Dataset =
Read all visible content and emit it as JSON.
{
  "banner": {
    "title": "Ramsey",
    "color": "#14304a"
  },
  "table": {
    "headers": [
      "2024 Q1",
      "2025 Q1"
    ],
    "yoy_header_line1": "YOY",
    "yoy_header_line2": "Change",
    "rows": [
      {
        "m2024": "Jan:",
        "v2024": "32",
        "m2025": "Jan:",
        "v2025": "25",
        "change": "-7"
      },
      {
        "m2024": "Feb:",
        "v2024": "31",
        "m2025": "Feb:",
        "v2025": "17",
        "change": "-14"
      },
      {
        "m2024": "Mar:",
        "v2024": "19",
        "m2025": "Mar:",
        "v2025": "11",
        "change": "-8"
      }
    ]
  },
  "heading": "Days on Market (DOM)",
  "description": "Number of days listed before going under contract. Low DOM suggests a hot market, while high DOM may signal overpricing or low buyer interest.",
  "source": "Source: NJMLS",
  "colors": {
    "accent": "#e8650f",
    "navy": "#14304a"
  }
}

What you will do = Output the entries verbatim.

Written response =
Read all visible content and emit it as JSON.
{
  "banner": {
    "title": "Ramsey",
    "color": "#14304a"
  },
  "table": {
    "headers": [
      "2024 Q1",
      "2025 Q1"
    ],
    "yoy_header_line1": "YOY",
    "yoy_header_line2": "Change",
    "rows": [
      {
        "m2024": "Jan:",
        "v2024": "32",
        "m2025": "Jan:",
        "v2025": "25",
        "change": "-7"
      },
      {
        "m2024": "Feb:",
        "v2024": "31",
        "m2025": "Feb:",
        "v2025": "17",
        "change": "-14"
      },
      {
        "m2024": "Mar:",
        "v2024": "19",
        "m2025": "Mar:",
        "v2025": "11",
        "change": "-8"
      }
    ]
  },
  "heading": "Days on Market (DOM)",
  "description": "Number of days listed before going under contract. Low DOM suggests a hot market, while high DOM may signal overpricing or low buyer interest.",
  "source": "Source: NJMLS",
  "colors": {
    "accent": "#e8650f",
    "navy": "#14304a"
  }
}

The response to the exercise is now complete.